═════ Material shown ═════
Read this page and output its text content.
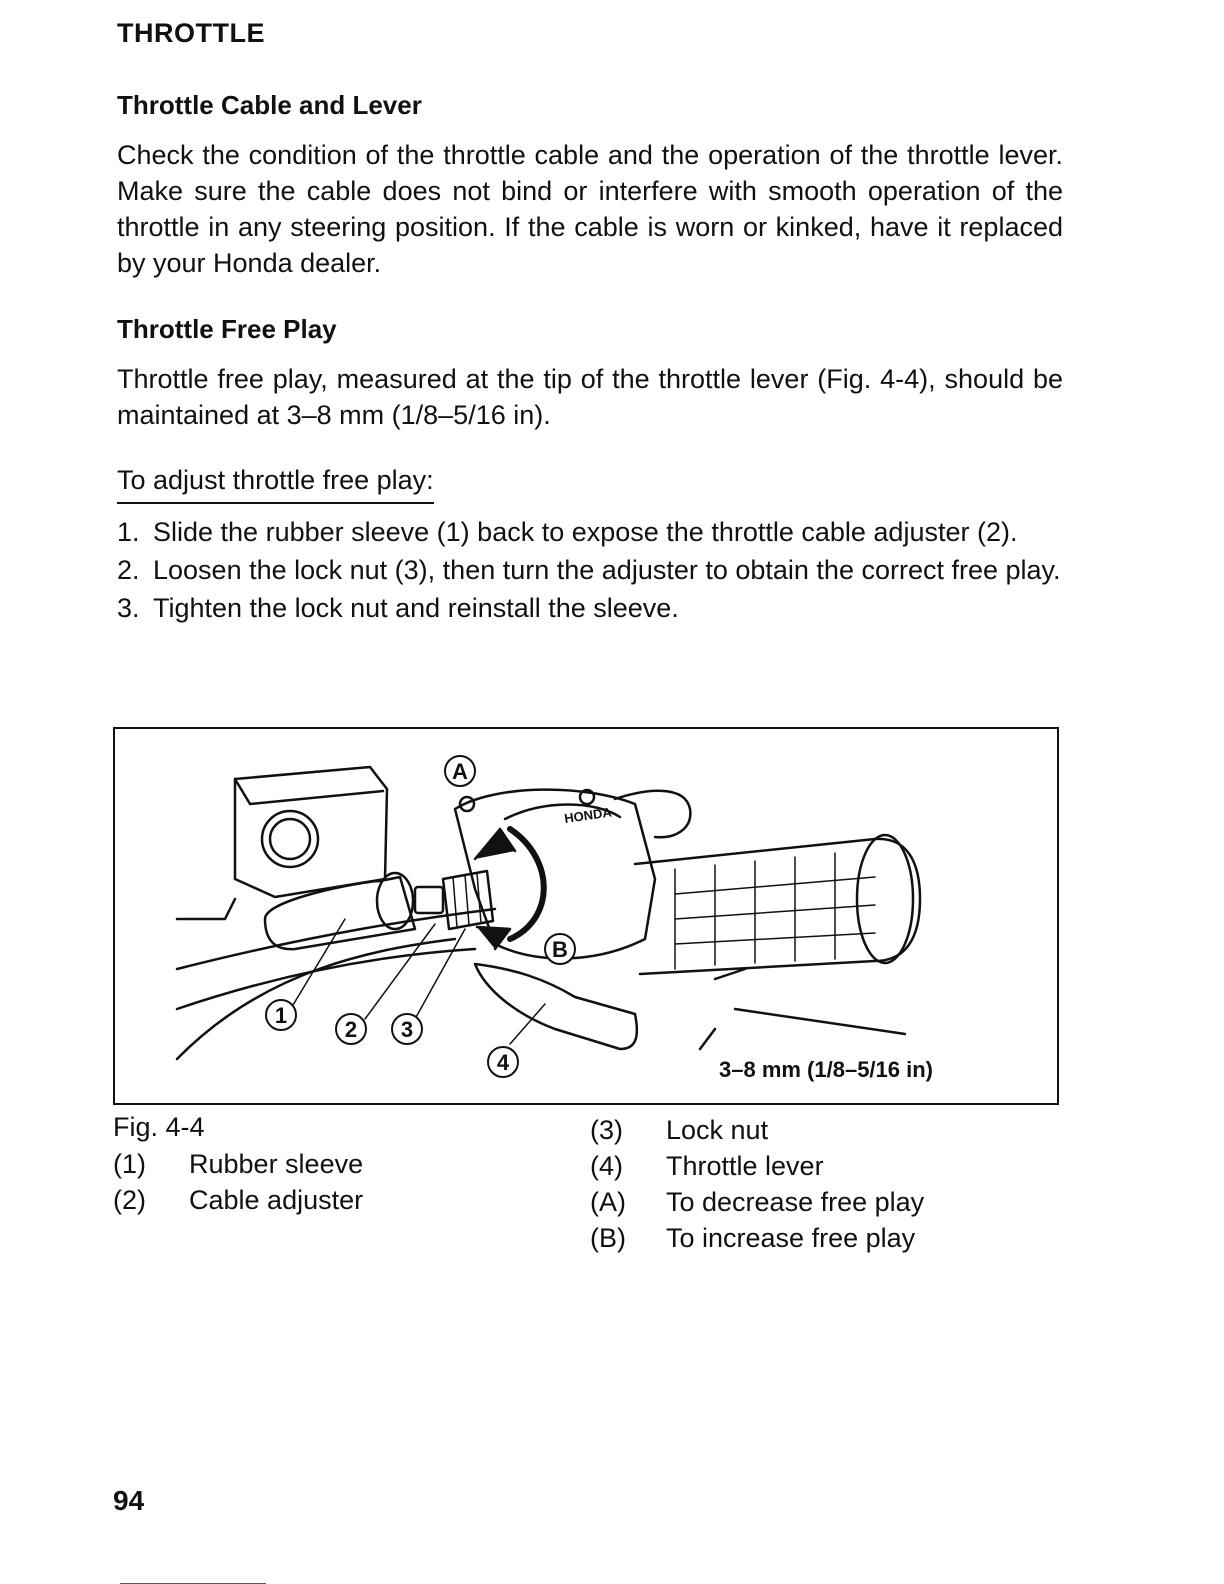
THROTTLE
Throttle Cable and Lever

Check the condition of the throttle cable and the operation of the throttle lever. Make sure the cable does not bind or interfere with smooth operation of the throttle in any steering position. If the cable is worn or kinked, have it replaced by your Honda dealer.

Throttle Free Play

Throttle free play, measured at the tip of the throttle lever (Fig. 4-4), should be maintained at 3–8 mm (1/8–5/16 in).

To adjust throttle free play:

1. Slide the rubber sleeve (1) back to expose the throttle cable adjuster (2).
2. Loosen the lock nut (3), then turn the adjuster to obtain the correct free play.
3. Tighten the lock nut and reinstall the sleeve.
1
2 3
4
A
B
HONDA
3–8 mm (1/8–5/16 in)

Fig. 4-4

(1)	Rubber sleeve
(2)	Cable adjuster
(3)	Lock nut
(4)	Throttle lever
(A)	To decrease free play
(B)	To increase free play
94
═════
→ **Challenge**: Excluding the pictures, restate the records above word for word.

→ **Solved exercise**:
Read this page and output its text content.
THROTTLE
Throttle Cable and Lever

Check the condition of the throttle cable and the operation of the throttle lever. Make sure the cable does not bind or interfere with smooth operation of the throttle in any steering position. If the cable is worn or kinked, have it replaced by your Honda dealer.

Throttle Free Play

Throttle free play, measured at the tip of the throttle lever (Fig. 4-4), should be maintained at 3–8 mm (1/8–5/16 in).

To adjust throttle free play:

1. Slide the rubber sleeve (1) back to expose the throttle cable adjuster (2).
2. Loosen the lock nut (3), then turn the adjuster to obtain the correct free play.
3. Tighten the lock nut and reinstall the sleeve.
1
2 3
4
A
B
HONDA
3–8 mm (1/8–5/16 in)

Fig. 4-4

(1)	Rubber sleeve
(2)	Cable adjuster
(3)	Lock nut
(4)	Throttle lever
(A)	To decrease free play
(B)	To increase free play
94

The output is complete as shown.